[Items from a figure collection]
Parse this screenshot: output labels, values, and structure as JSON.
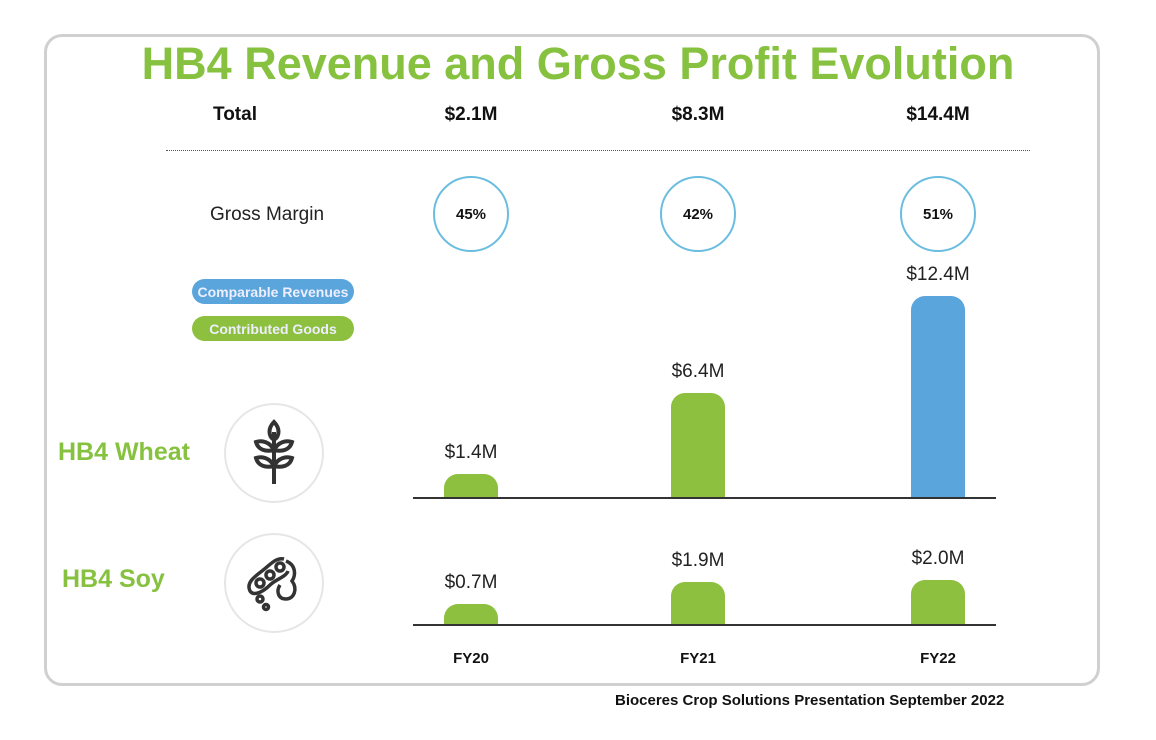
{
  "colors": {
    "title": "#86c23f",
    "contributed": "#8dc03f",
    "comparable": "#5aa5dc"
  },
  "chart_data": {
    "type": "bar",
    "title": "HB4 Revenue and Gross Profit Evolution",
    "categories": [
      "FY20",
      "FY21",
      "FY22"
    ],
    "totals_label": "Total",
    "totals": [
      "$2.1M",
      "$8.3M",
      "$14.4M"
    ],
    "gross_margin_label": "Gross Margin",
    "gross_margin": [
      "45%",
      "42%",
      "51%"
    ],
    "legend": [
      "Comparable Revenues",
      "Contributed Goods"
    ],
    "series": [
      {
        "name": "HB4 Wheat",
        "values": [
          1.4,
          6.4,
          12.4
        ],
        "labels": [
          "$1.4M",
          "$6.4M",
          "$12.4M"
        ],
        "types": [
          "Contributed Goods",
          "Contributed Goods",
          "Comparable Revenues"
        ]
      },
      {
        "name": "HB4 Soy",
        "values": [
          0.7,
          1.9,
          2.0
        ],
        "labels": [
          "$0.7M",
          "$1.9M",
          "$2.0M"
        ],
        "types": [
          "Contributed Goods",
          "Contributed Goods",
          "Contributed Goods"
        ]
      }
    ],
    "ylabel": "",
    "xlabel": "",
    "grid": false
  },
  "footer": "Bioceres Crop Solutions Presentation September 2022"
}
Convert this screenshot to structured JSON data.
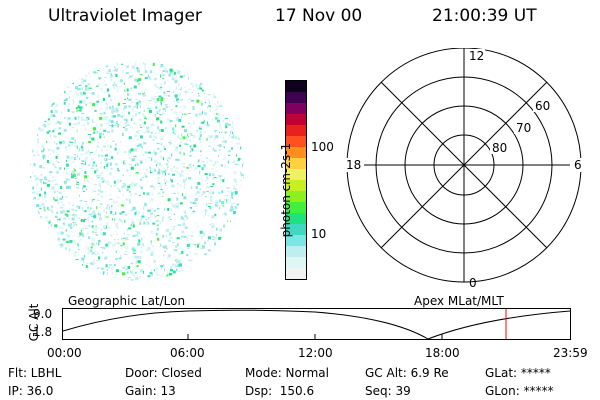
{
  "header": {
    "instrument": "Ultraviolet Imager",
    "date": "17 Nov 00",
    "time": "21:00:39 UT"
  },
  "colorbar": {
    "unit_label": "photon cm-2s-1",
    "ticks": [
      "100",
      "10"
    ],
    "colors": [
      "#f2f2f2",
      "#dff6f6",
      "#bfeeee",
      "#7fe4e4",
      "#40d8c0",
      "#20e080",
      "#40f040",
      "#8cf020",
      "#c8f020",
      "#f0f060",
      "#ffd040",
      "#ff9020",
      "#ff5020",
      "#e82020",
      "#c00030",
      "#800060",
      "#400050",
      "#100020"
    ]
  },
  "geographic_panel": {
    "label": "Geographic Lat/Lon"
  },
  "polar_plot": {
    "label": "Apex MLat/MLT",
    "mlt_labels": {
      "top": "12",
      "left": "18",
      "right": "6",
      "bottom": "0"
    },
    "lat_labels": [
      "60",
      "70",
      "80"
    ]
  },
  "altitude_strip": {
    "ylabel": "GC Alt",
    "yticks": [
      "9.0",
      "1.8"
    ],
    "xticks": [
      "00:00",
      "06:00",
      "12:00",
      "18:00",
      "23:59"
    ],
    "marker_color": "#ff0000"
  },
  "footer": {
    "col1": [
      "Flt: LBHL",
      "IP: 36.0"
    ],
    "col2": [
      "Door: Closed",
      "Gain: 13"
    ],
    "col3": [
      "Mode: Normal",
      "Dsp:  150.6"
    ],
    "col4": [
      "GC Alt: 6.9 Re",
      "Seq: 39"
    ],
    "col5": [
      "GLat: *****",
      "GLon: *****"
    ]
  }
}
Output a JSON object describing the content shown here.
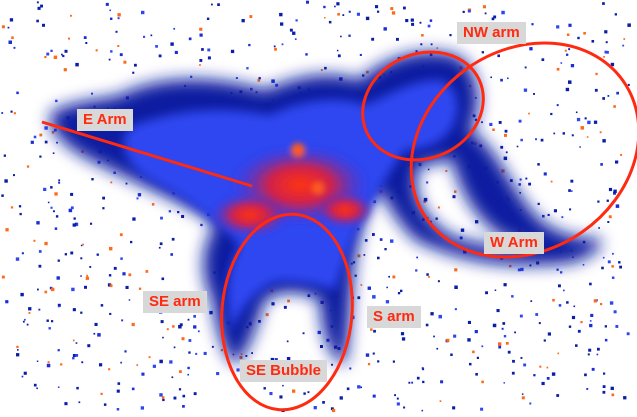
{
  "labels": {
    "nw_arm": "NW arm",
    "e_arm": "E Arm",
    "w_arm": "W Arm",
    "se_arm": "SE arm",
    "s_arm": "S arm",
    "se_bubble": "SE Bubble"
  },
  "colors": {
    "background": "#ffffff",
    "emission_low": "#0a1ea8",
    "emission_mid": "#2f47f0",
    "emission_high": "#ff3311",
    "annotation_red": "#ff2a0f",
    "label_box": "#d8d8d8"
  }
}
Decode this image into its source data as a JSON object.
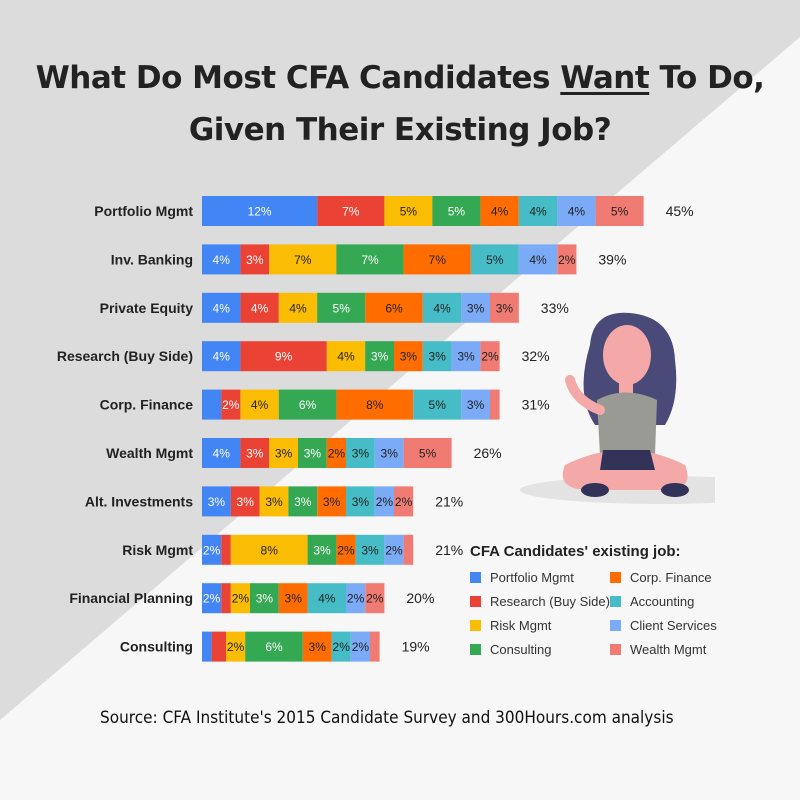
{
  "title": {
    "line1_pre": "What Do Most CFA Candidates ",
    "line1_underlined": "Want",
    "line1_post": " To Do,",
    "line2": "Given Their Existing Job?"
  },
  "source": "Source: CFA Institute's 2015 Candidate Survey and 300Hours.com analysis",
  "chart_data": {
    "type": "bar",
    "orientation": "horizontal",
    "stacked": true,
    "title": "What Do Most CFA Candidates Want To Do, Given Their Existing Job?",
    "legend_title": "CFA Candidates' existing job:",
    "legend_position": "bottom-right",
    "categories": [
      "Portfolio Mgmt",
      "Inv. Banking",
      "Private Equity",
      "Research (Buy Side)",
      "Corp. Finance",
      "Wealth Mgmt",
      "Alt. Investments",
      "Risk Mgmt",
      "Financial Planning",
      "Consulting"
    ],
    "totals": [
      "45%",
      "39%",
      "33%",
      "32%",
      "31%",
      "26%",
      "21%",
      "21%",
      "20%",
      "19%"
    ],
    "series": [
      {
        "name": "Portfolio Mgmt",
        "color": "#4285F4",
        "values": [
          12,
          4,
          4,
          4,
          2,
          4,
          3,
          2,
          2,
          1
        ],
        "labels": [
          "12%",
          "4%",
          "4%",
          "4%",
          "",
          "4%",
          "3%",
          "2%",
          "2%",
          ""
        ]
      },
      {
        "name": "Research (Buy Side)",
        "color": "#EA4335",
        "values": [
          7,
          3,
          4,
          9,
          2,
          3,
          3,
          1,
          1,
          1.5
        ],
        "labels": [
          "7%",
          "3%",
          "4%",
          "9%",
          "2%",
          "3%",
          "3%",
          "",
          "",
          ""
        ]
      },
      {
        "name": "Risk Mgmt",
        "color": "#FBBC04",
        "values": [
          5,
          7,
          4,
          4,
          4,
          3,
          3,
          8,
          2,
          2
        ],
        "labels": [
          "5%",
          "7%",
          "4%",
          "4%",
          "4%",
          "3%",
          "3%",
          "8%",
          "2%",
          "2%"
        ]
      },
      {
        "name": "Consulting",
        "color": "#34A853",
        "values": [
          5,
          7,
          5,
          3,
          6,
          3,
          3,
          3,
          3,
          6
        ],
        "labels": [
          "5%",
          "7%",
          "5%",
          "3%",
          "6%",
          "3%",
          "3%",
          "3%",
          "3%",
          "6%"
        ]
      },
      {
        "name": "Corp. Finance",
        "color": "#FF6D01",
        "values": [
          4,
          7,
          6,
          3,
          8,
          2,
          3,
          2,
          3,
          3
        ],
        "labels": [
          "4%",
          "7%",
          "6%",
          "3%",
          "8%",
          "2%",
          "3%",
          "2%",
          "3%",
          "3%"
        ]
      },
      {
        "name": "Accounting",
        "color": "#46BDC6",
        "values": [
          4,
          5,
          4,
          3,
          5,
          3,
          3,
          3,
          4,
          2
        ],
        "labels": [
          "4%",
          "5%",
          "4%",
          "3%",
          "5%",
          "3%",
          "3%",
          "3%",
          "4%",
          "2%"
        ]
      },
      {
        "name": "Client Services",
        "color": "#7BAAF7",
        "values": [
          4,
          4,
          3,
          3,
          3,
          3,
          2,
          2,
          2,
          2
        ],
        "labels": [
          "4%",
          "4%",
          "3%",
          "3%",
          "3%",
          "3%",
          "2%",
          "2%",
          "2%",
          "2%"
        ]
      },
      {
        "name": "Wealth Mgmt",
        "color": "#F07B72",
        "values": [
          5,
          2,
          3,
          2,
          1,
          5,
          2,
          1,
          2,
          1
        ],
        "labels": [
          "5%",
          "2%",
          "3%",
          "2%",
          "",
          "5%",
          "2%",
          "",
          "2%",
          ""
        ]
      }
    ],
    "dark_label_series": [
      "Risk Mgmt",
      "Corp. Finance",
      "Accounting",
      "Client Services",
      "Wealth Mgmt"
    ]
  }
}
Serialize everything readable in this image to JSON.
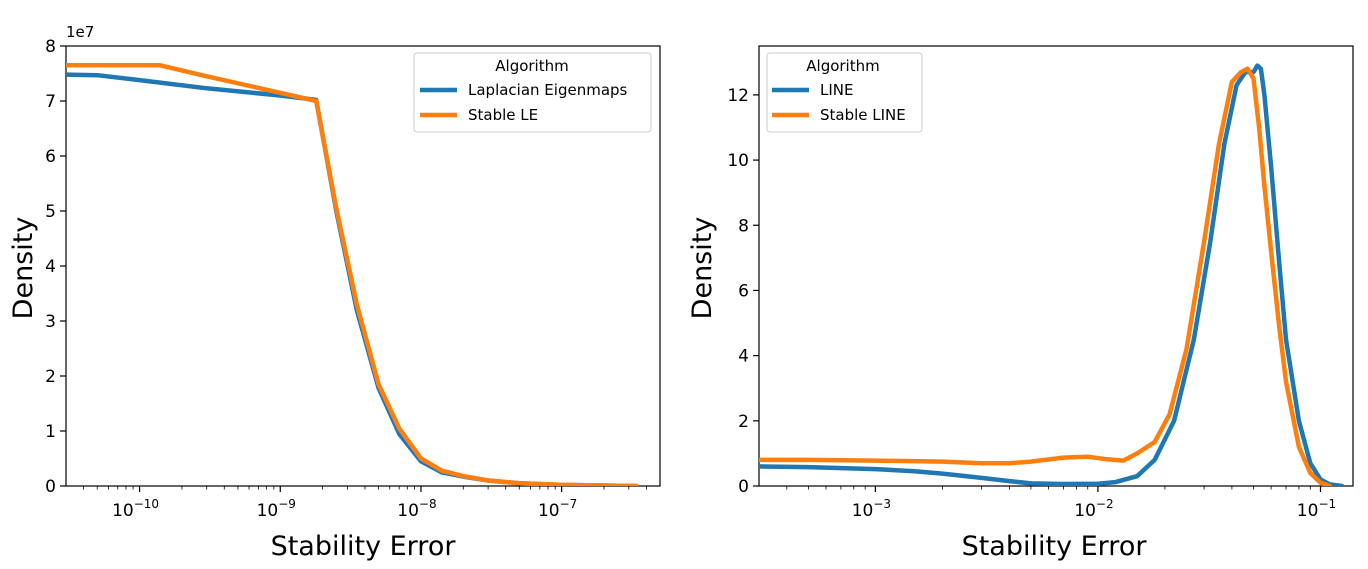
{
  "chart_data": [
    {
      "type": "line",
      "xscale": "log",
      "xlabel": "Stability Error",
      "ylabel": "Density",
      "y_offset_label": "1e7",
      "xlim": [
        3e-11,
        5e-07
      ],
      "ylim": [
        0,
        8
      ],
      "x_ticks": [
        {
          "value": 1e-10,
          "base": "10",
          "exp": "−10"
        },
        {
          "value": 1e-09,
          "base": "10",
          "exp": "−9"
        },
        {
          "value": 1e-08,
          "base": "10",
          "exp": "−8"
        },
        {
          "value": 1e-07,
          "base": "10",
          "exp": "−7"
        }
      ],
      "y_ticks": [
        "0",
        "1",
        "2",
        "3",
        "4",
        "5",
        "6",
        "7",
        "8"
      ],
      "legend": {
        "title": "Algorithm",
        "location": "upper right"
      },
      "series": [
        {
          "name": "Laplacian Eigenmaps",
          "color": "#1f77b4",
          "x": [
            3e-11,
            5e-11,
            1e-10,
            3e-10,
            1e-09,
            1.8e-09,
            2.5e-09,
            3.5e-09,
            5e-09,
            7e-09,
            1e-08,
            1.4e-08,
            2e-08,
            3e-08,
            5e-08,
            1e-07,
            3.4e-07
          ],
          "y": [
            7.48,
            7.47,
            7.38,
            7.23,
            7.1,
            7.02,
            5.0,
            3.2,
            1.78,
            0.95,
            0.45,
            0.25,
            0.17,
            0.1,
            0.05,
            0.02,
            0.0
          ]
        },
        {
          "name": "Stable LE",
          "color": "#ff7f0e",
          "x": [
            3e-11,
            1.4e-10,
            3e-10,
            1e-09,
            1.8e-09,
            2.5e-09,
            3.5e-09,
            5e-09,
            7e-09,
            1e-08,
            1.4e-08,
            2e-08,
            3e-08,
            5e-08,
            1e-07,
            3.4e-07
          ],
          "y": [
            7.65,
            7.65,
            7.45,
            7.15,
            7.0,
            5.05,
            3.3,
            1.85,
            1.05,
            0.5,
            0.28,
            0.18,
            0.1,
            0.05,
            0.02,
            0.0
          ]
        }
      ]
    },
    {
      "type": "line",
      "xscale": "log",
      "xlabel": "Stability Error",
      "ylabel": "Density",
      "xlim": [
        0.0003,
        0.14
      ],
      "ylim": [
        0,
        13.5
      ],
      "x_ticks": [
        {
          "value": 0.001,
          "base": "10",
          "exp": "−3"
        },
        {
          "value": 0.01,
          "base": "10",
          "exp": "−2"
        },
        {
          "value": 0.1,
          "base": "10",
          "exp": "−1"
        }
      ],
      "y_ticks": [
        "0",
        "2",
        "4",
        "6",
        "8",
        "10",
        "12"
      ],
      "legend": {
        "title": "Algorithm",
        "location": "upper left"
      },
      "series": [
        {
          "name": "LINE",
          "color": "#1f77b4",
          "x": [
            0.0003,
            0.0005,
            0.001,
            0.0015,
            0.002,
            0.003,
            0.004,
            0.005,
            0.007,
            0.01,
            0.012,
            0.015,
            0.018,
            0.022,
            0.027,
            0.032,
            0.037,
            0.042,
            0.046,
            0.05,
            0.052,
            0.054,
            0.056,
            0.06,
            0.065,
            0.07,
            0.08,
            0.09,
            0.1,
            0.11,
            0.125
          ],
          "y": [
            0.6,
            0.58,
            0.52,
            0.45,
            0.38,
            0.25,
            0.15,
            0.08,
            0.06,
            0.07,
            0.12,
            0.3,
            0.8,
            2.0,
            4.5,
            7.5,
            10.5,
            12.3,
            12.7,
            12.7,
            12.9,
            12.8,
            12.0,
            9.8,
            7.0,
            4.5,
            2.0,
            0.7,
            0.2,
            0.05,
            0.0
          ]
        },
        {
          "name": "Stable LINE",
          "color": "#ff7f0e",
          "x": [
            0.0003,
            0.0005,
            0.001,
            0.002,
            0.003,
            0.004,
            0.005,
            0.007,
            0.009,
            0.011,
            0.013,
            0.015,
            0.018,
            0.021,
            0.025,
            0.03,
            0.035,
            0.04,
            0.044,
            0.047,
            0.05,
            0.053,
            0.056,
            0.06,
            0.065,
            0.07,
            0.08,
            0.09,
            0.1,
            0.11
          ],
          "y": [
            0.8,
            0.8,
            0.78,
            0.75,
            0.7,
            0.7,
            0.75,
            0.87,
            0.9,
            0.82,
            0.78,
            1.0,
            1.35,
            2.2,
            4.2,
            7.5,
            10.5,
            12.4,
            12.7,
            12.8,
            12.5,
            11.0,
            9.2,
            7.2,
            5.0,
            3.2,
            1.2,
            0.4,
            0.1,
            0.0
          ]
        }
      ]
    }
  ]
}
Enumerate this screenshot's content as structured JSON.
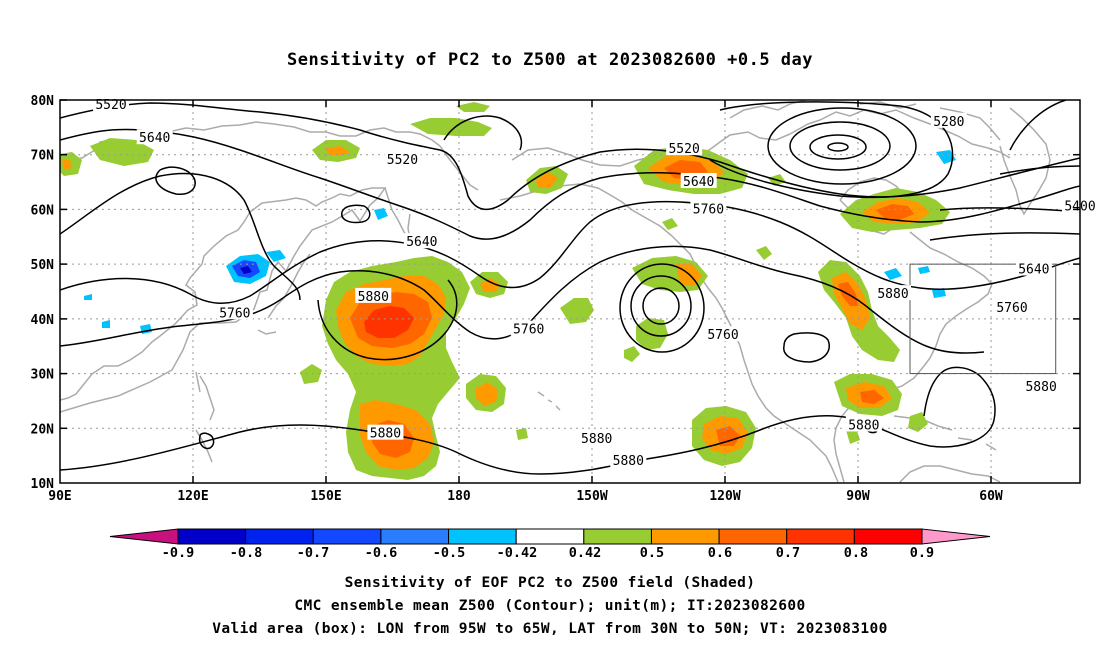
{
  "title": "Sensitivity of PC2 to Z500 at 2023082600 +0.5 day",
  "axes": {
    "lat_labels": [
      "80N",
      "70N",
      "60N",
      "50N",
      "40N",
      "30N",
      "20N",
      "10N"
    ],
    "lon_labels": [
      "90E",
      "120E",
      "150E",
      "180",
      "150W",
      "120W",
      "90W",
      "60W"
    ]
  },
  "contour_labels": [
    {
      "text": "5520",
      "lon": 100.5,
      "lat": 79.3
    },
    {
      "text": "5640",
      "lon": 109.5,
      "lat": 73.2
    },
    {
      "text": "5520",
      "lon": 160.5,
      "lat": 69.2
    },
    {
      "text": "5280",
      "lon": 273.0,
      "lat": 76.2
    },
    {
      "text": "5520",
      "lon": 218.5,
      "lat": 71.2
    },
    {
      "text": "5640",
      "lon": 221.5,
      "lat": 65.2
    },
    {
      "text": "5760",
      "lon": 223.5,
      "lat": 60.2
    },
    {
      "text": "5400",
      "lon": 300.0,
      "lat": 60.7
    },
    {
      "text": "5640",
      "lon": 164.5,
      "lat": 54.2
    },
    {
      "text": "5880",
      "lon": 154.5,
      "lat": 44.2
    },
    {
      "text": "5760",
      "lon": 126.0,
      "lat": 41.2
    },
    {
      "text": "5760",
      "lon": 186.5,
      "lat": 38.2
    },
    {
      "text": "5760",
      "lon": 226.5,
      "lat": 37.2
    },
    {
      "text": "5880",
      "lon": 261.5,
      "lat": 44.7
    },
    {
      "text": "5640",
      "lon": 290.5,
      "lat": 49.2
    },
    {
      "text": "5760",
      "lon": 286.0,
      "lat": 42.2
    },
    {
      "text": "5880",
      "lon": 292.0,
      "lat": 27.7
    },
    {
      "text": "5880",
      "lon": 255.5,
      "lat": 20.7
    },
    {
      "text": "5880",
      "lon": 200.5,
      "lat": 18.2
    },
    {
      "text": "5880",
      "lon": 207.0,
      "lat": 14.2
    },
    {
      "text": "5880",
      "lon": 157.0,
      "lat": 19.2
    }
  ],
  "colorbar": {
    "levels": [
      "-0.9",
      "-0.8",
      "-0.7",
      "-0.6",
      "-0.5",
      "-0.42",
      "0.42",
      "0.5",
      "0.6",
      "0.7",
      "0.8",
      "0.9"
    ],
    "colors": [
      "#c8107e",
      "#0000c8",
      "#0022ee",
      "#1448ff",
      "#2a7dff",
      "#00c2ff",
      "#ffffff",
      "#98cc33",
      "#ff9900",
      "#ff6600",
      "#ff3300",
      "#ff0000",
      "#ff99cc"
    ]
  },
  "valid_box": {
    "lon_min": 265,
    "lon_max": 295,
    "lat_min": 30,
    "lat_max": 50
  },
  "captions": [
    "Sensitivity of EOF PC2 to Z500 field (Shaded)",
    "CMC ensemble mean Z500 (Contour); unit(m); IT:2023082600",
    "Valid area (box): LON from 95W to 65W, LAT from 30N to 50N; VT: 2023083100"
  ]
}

* _Required work_
Lines that hold "Revenues" are the ones to copy; find all of them.

* _Task response_
      "Comparable Revenues",
          "Comparable Revenues"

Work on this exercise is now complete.